* **Exercise brief**
Set down the data below without change, skipping the pictures it holds.

* **Data records**
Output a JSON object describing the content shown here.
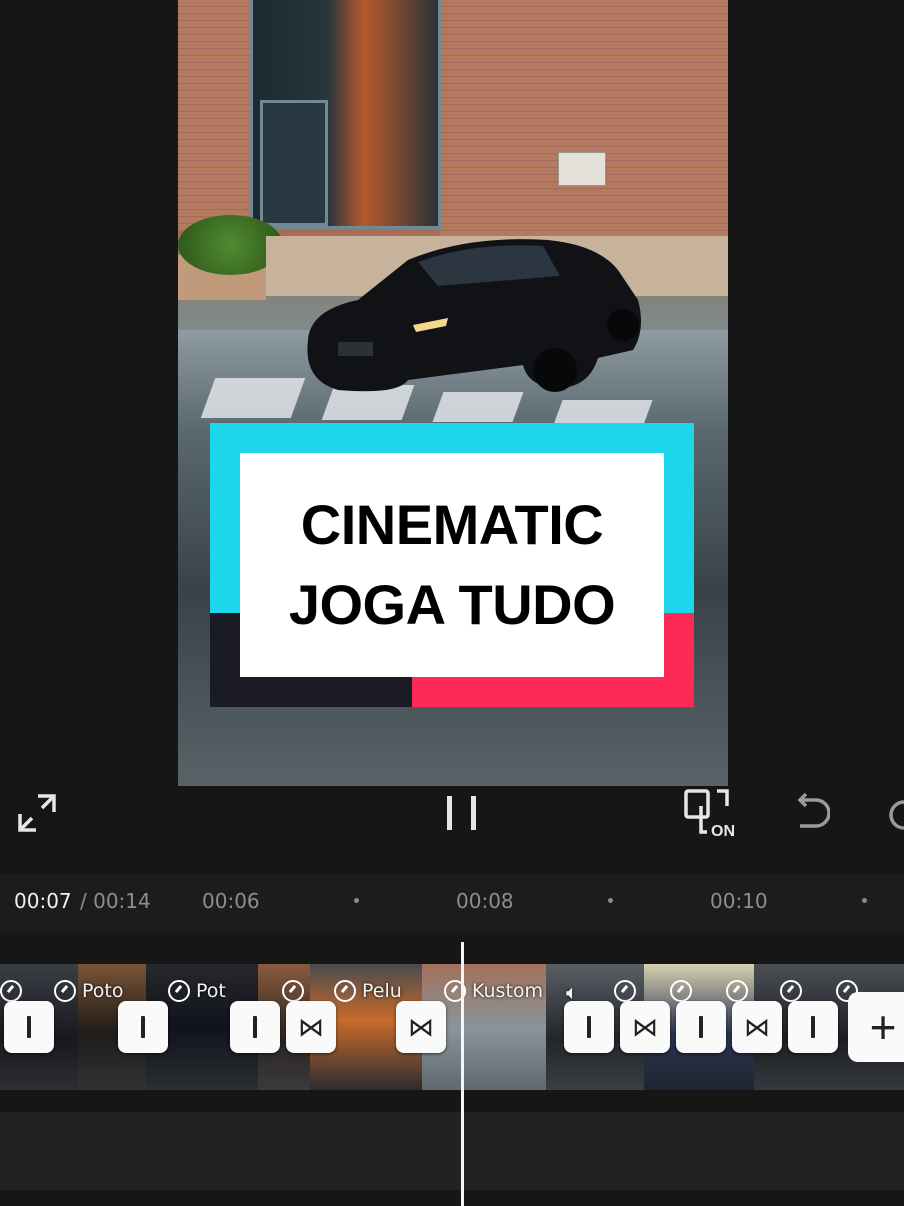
{
  "title_card": {
    "line1": "CINEMATIC",
    "line2": "JOGA TUDO"
  },
  "controls": {
    "fullscreen_icon": "fullscreen-icon",
    "pause_icon": "pause-icon",
    "preview_toggle_icon": "preview-on-icon",
    "preview_toggle_label": "ON",
    "undo_icon": "undo-icon",
    "redo_icon": "redo-icon"
  },
  "timeline": {
    "current_time": "00:07",
    "total_time": "/ 00:14",
    "ticks": [
      "00:06",
      "00:08",
      "00:10"
    ]
  },
  "clips": [
    {
      "label": ""
    },
    {
      "label": "Poto"
    },
    {
      "label": "Pot"
    },
    {
      "label": ""
    },
    {
      "label": "Pelu"
    },
    {
      "label": "Kustom"
    }
  ],
  "add_label": "+",
  "colors": {
    "cyan": "#1ed6ec",
    "pink": "#fe2a56",
    "dark": "#1b1b25"
  }
}
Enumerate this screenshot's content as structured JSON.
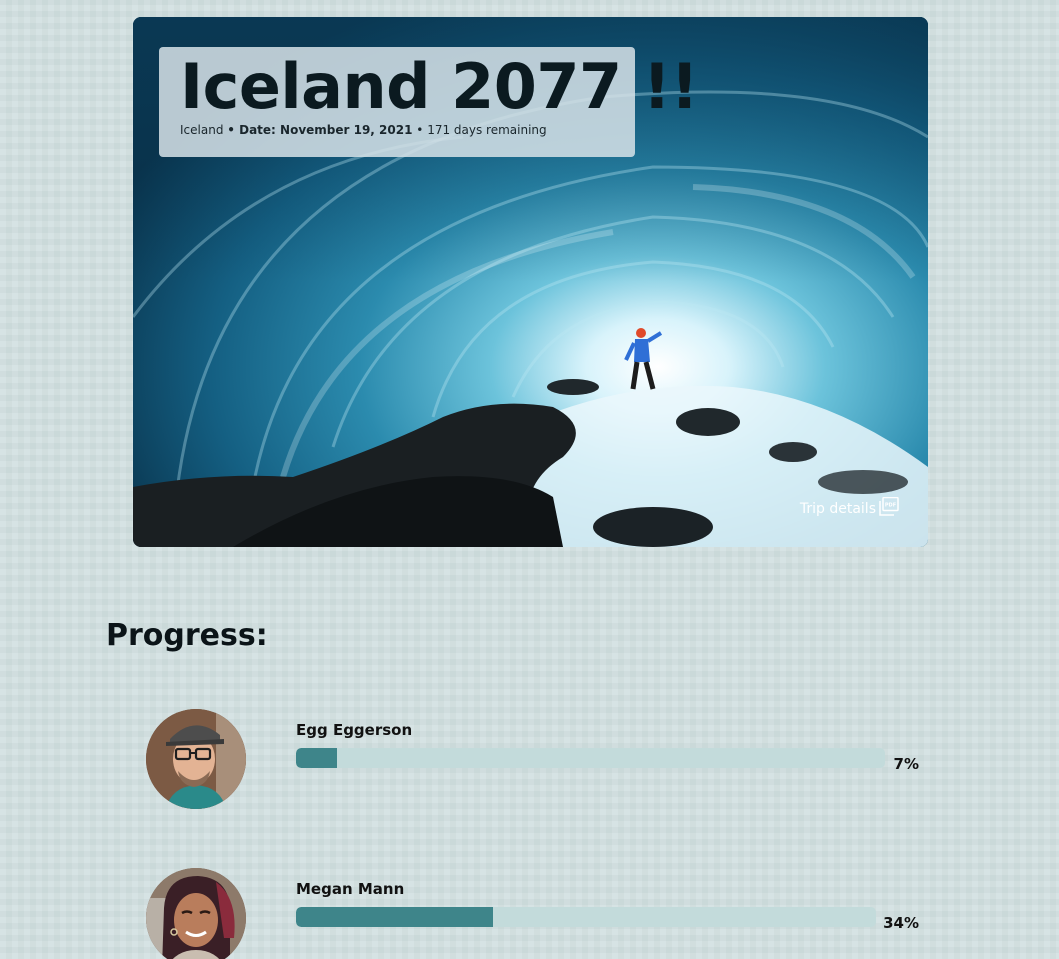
{
  "hero": {
    "title": "Iceland 2077 !!",
    "location": "Iceland",
    "date_label": "Date: November 19, 2021",
    "days_remaining": "171 days remaining",
    "trip_details_label": "Trip details",
    "pdf_icon": "pdf-icon"
  },
  "progress": {
    "heading": "Progress:",
    "members": [
      {
        "name": "Egg Eggerson",
        "percent_label": "7%",
        "percent": 7
      },
      {
        "name": "Megan Mann",
        "percent_label": "34%",
        "percent": 34
      }
    ]
  },
  "colors": {
    "page_background": "#d0dfe0",
    "bar_track": "#c3dbdb",
    "bar_fill": "#3e858a"
  }
}
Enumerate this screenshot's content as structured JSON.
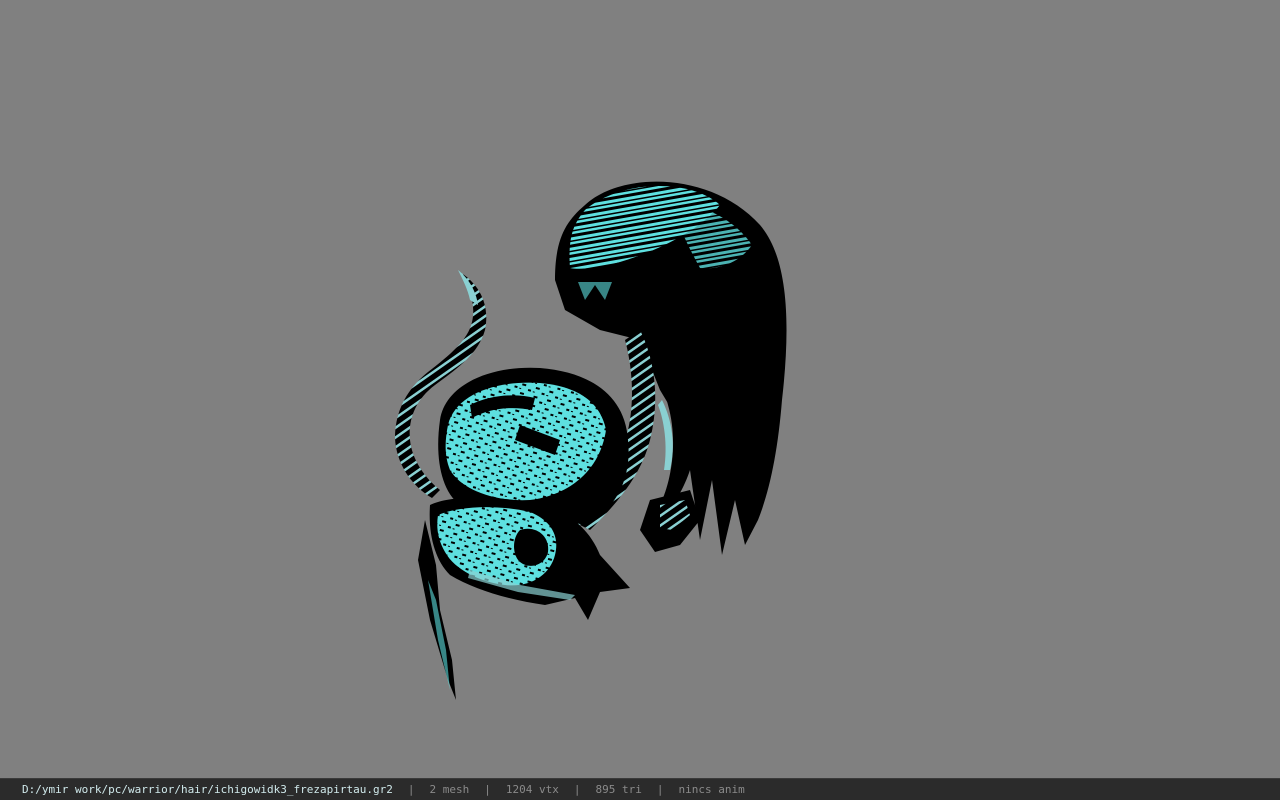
{
  "viewer": {
    "background_color": "#808080",
    "model_colors": {
      "shadow": "#000000",
      "highlight": "#5ee0e0"
    }
  },
  "statusbar": {
    "file_path": "D:/ymir work/pc/warrior/hair/ichigowidk3_frezapirtau.gr2",
    "separator": "|",
    "mesh_count": "2 mesh",
    "vertex_count": "1204 vtx",
    "triangle_count": "895 tri",
    "anim_status": "nincs anim"
  }
}
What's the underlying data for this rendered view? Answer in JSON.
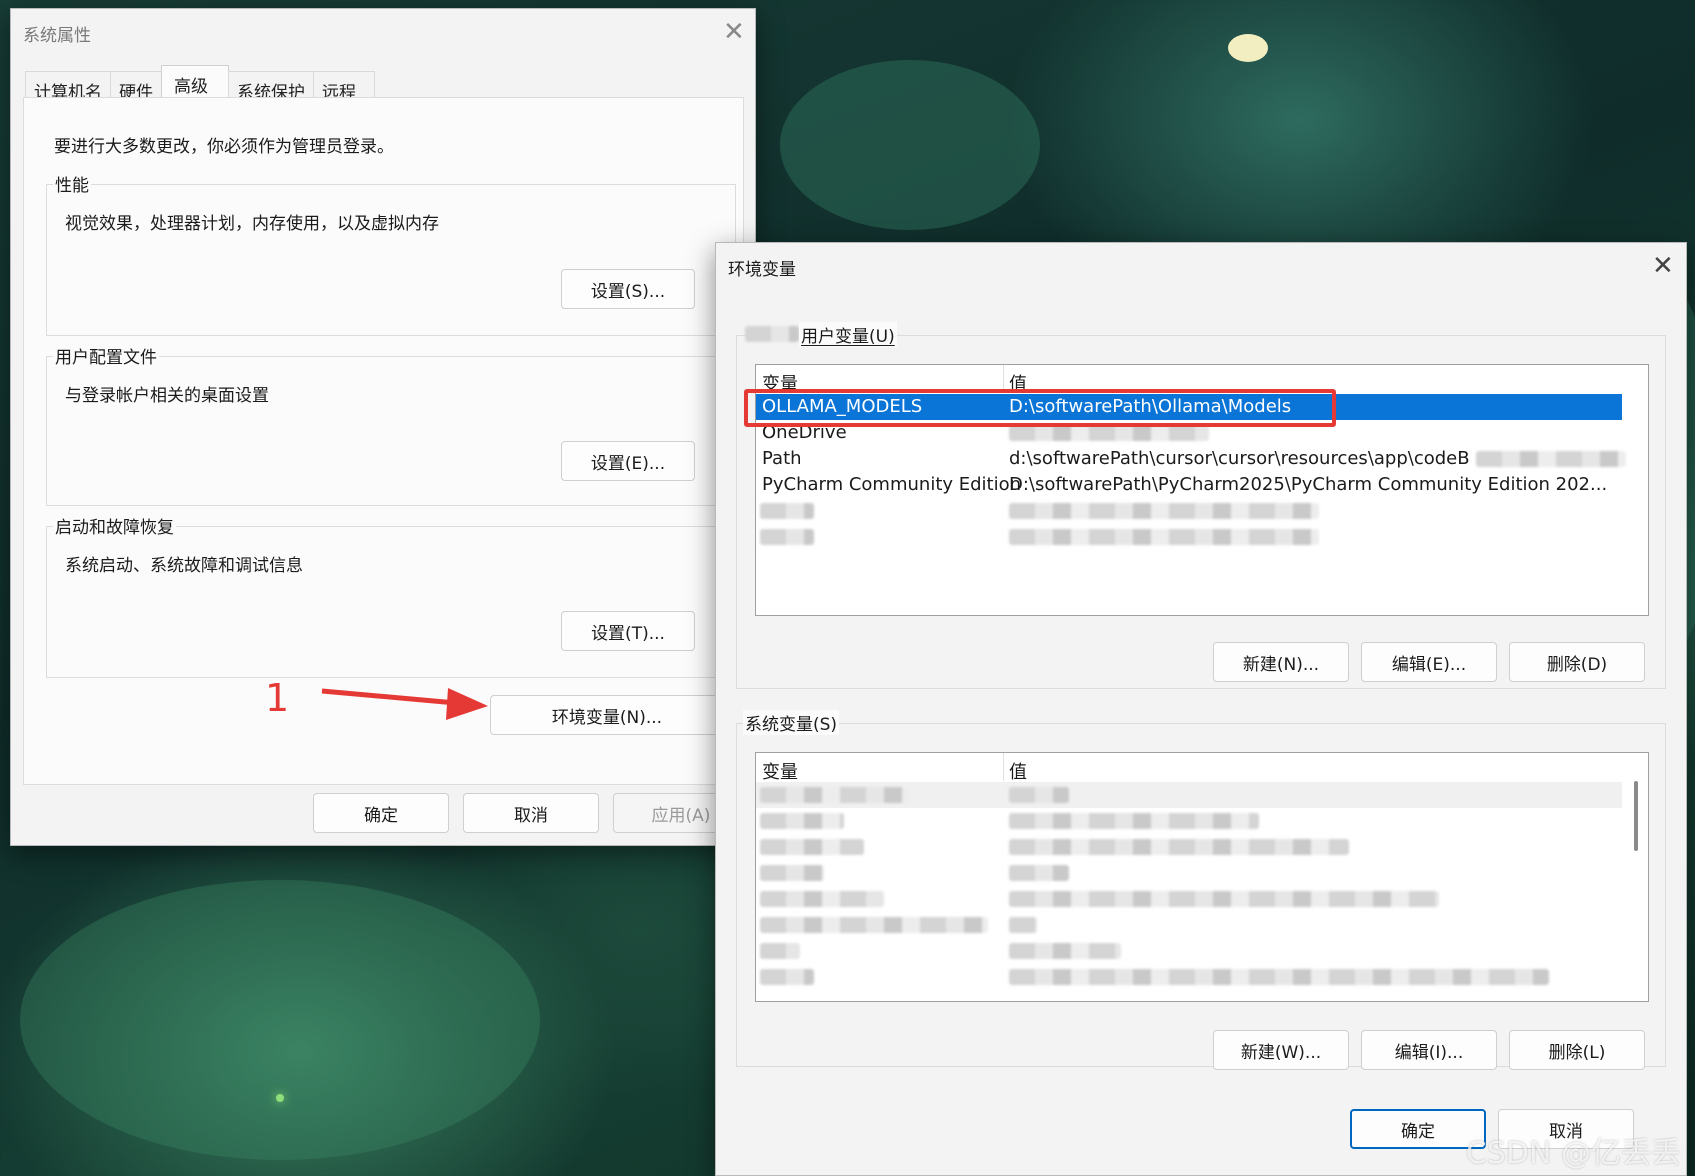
{
  "system_properties": {
    "title": "系统属性",
    "tabs": [
      "计算机名",
      "硬件",
      "高级",
      "系统保护",
      "远程"
    ],
    "active_tab": "高级",
    "admin_notice": "要进行大多数更改，你必须作为管理员登录。",
    "performance": {
      "label": "性能",
      "description": "视觉效果，处理器计划，内存使用，以及虚拟内存",
      "button": "设置(S)..."
    },
    "user_profiles": {
      "label": "用户配置文件",
      "description": "与登录帐户相关的桌面设置",
      "button": "设置(E)..."
    },
    "startup_recovery": {
      "label": "启动和故障恢复",
      "description": "系统启动、系统故障和调试信息",
      "button": "设置(T)..."
    },
    "env_button": "环境变量(N)...",
    "ok": "确定",
    "cancel": "取消",
    "apply": "应用(A)"
  },
  "annotation_step": "1",
  "env_vars": {
    "title": "环境变量",
    "user_section_label": "用户变量(U)",
    "headers": {
      "name": "变量",
      "value": "值"
    },
    "user_vars": [
      {
        "name": "OLLAMA_MODELS",
        "value": "D:\\softwarePath\\Ollama\\Models",
        "selected": true
      },
      {
        "name": "OneDrive",
        "value": ""
      },
      {
        "name": "Path",
        "value": "d:\\softwarePath\\cursor\\cursor\\resources\\app\\codeB"
      },
      {
        "name": "PyCharm Community Edition",
        "value": "D:\\softwarePath\\PyCharm2025\\PyCharm Community Edition 202..."
      }
    ],
    "user_buttons": {
      "new": "新建(N)...",
      "edit": "编辑(E)...",
      "delete": "删除(D)"
    },
    "system_section_label": "系统变量(S)",
    "system_buttons": {
      "new": "新建(W)...",
      "edit": "编辑(I)...",
      "delete": "删除(L)"
    },
    "ok": "确定",
    "cancel": "取消"
  },
  "watermark": "CSDN @亿丢丢",
  "colors": {
    "selection": "#0a75d6",
    "highlight_box": "#e53935",
    "annotation_arrow": "#e53935",
    "primary_border": "#0067c0"
  }
}
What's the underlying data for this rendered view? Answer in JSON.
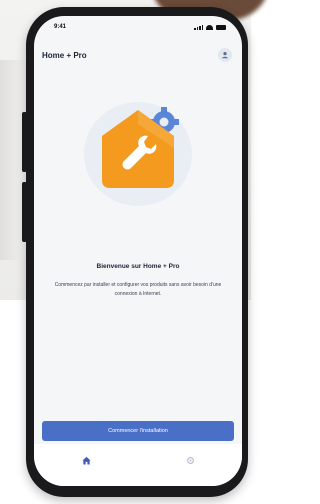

* **Task result**
Output a JSON object describing the content shown here.
{
  "title_card": {
    "line1": "CINEMATIC",
    "line2": "JOGA TUDO"
  },
  "controls": {
    "fullscreen_icon": "fullscreen-icon",
    "pause_icon": "pause-icon",
    "preview_toggle_icon": "preview-on-icon",
    "preview_toggle_label": "ON",
    "undo_icon": "undo-icon",
    "redo_icon": "redo-icon"
  },
  "timeline": {
    "current_time": "00:07",
    "total_time": "/ 00:14",
    "ticks": [
      "00:06",
      "00:08",
      "00:10"
    ]
  },
  "clips": [
    {
      "label": ""
    },
    {
      "label": "Poto"
    },
    {
      "label": "Pot"
    },
    {
      "label": ""
    },
    {
      "label": "Pelu"
    },
    {
      "label": "Kustom"
    }
  ],
  "add_label": "+",
  "colors": {
    "cyan": "#1ed6ec",
    "pink": "#fe2a56",
    "dark": "#1b1b25"
  }
}
Enumerate this screenshot's content as structured JSON.
{
  "hero": {
    "title": "Iceland 2077 !!",
    "location": "Iceland",
    "date_label": "Date: November 19, 2021",
    "days_remaining": "171 days remaining",
    "trip_details_label": "Trip details",
    "pdf_icon": "pdf-icon"
  },
  "progress": {
    "heading": "Progress:",
    "members": [
      {
        "name": "Egg Eggerson",
        "percent_label": "7%",
        "percent": 7
      },
      {
        "name": "Megan Mann",
        "percent_label": "34%",
        "percent": 34
      }
    ]
  },
  "colors": {
    "page_background": "#d0dfe0",
    "bar_track": "#c3dbdb",
    "bar_fill": "#3e858a"
  }
}
Enumerate this screenshot's content as structured JSON.
{
  "viewer": {
    "background_color": "#808080",
    "model_colors": {
      "shadow": "#000000",
      "highlight": "#5ee0e0"
    }
  },
  "statusbar": {
    "file_path": "D:/ymir work/pc/warrior/hair/ichigowidk3_frezapirtau.gr2",
    "separator": "|",
    "mesh_count": "2 mesh",
    "vertex_count": "1204 vtx",
    "triangle_count": "895 tri",
    "anim_status": "nincs anim"
  }
}
What's the underlying data for this rendered view? Answer in JSON.
{
  "system_properties": {
    "title": "系统属性",
    "tabs": [
      "计算机名",
      "硬件",
      "高级",
      "系统保护",
      "远程"
    ],
    "active_tab": "高级",
    "admin_notice": "要进行大多数更改，你必须作为管理员登录。",
    "performance": {
      "label": "性能",
      "description": "视觉效果，处理器计划，内存使用，以及虚拟内存",
      "button": "设置(S)..."
    },
    "user_profiles": {
      "label": "用户配置文件",
      "description": "与登录帐户相关的桌面设置",
      "button": "设置(E)..."
    },
    "startup_recovery": {
      "label": "启动和故障恢复",
      "description": "系统启动、系统故障和调试信息",
      "button": "设置(T)..."
    },
    "env_button": "环境变量(N)...",
    "ok": "确定",
    "cancel": "取消",
    "apply": "应用(A)"
  },
  "annotation_step": "1",
  "env_vars": {
    "title": "环境变量",
    "user_section_label": "用户变量(U)",
    "headers": {
      "name": "变量",
      "value": "值"
    },
    "user_vars": [
      {
        "name": "OLLAMA_MODELS",
        "value": "D:\\softwarePath\\Ollama\\Models",
        "selected": true
      },
      {
        "name": "OneDrive",
        "value": ""
      },
      {
        "name": "Path",
        "value": "d:\\softwarePath\\cursor\\cursor\\resources\\app\\codeB"
      },
      {
        "name": "PyCharm Community Edition",
        "value": "D:\\softwarePath\\PyCharm2025\\PyCharm Community Edition 202..."
      }
    ],
    "user_buttons": {
      "new": "新建(N)...",
      "edit": "编辑(E)...",
      "delete": "删除(D)"
    },
    "system_section_label": "系统变量(S)",
    "system_buttons": {
      "new": "新建(W)...",
      "edit": "编辑(I)...",
      "delete": "删除(L)"
    },
    "ok": "确定",
    "cancel": "取消"
  },
  "watermark": "CSDN @亿丢丢",
  "colors": {
    "selection": "#0a75d6",
    "highlight_box": "#e53935",
    "annotation_arrow": "#e53935",
    "primary_border": "#0067c0"
  }
}
What's the underlying data for this rendered view? Answer in JSON.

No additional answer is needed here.